>> begin

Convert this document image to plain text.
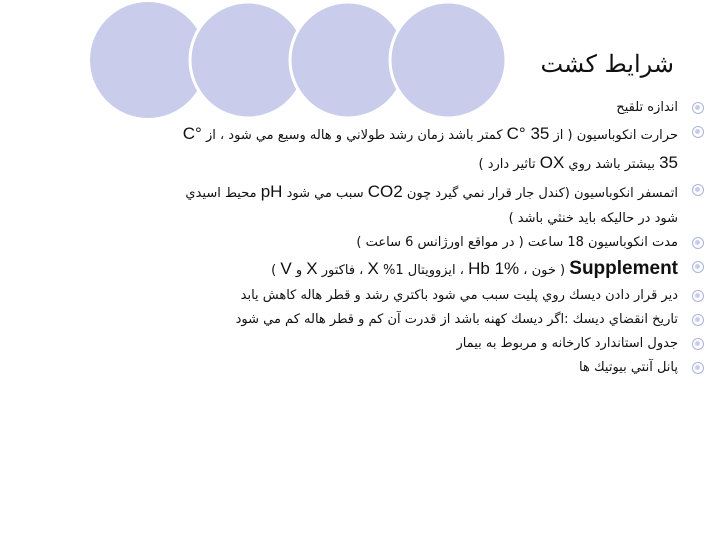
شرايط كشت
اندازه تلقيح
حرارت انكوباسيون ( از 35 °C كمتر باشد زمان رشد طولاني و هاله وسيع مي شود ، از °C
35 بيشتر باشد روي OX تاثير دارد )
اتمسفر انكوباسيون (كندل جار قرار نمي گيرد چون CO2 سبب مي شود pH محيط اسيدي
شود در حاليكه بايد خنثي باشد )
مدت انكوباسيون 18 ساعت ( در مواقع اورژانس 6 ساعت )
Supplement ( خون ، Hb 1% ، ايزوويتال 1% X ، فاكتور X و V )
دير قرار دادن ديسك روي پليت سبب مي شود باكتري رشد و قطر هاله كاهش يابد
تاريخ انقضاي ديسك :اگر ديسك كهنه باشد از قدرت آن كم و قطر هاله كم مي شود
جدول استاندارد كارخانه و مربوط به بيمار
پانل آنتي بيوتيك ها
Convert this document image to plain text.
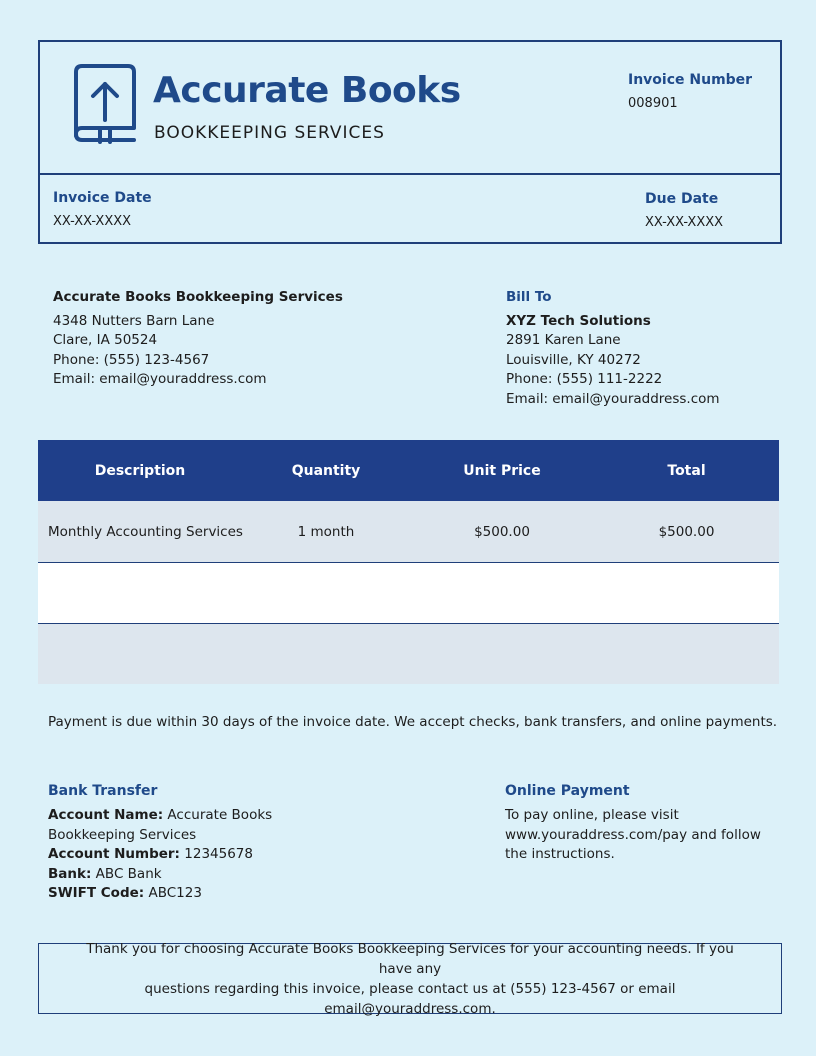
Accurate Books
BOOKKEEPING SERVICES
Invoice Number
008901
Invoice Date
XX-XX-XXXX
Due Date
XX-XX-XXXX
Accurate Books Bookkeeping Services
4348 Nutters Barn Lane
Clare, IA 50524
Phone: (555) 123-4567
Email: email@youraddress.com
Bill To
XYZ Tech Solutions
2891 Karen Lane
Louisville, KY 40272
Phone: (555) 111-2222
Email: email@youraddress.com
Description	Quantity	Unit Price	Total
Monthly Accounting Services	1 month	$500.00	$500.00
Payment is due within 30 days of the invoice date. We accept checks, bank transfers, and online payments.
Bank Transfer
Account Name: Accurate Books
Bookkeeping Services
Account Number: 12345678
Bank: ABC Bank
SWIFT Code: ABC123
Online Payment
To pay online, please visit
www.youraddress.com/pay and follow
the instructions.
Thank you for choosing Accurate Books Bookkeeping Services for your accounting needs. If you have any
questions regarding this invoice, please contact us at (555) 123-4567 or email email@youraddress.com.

>> end
>> begin

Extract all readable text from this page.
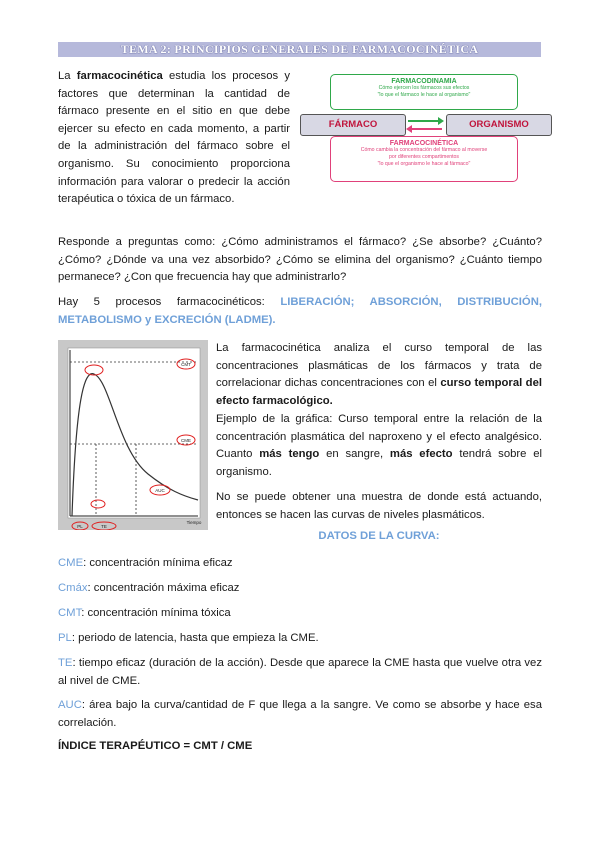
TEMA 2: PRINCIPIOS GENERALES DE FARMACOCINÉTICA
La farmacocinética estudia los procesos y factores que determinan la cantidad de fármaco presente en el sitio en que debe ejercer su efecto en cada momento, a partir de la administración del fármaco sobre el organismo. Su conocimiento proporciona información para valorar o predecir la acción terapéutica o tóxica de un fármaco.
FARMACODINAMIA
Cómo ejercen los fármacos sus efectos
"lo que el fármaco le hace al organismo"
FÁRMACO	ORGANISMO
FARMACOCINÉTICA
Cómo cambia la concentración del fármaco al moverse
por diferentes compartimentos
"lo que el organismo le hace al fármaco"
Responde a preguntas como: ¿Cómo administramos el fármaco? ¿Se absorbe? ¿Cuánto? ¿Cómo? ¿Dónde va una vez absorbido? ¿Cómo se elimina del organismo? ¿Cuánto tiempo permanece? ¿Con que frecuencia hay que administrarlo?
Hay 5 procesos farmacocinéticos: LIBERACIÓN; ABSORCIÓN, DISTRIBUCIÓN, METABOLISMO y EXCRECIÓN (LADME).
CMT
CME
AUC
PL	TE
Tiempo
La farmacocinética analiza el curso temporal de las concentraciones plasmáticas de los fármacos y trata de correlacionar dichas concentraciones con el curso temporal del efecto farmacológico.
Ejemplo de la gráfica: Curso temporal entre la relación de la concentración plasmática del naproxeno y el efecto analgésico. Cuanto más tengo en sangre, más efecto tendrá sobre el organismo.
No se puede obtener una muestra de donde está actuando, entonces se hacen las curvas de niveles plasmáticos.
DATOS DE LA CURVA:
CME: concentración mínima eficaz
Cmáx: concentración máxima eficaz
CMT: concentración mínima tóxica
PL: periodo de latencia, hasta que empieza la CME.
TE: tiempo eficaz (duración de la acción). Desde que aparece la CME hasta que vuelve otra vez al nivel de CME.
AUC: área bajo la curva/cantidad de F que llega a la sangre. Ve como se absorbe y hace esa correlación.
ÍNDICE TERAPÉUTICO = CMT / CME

>> end
>> begin

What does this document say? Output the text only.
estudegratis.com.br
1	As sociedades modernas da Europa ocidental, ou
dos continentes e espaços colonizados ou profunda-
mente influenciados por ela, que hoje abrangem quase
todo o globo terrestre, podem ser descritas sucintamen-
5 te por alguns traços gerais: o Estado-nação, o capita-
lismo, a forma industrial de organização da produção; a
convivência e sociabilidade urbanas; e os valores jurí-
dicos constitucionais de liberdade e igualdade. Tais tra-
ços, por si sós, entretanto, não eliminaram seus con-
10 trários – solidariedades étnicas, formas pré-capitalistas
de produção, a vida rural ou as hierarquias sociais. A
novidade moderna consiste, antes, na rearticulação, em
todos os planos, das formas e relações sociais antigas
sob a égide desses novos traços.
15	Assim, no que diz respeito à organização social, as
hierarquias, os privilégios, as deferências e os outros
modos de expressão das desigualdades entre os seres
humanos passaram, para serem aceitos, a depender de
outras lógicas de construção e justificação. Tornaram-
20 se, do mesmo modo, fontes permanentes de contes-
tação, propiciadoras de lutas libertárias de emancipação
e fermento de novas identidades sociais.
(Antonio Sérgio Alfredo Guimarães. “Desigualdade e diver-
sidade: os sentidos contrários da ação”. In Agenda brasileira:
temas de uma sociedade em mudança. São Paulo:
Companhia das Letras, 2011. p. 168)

>> end

--- SHORT TASK ---
Which lines hold the word "text"? Copy each of them from the records.

--- CORRECT ANSWER ---
Convert this document image to plain text.
Convert this document image to plain text.
Extract all readable text from this page.
What does this document say? Output the text only.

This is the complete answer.